(Figure content listings)
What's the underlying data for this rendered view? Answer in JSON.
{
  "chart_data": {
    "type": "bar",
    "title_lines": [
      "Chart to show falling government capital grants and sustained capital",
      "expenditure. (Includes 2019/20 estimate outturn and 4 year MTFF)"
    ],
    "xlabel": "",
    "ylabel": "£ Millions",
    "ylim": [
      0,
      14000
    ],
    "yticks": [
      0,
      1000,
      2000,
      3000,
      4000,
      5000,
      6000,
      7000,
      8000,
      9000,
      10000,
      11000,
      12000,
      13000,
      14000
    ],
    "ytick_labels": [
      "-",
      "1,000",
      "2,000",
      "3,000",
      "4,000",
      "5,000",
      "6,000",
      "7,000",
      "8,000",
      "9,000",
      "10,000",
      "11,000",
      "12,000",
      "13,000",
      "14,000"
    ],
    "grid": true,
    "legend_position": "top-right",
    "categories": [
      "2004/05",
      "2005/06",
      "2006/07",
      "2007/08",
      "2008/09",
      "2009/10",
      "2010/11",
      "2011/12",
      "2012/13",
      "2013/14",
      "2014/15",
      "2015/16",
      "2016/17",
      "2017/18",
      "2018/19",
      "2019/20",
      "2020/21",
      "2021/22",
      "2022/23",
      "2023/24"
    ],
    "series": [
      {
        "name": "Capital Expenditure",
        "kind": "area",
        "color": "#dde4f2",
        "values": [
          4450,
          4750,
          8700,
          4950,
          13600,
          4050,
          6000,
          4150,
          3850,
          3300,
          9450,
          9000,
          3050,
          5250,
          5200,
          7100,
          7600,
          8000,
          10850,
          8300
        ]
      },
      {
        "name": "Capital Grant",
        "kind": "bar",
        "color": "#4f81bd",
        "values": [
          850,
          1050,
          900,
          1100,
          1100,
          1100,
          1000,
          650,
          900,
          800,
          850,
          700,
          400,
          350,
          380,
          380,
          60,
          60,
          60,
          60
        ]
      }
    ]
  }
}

→ **Short problem**: Gather from the records above every line containing the string "name".

→ **In response**:
        "name": "Capital Expenditure",
        "name": "Capital Grant",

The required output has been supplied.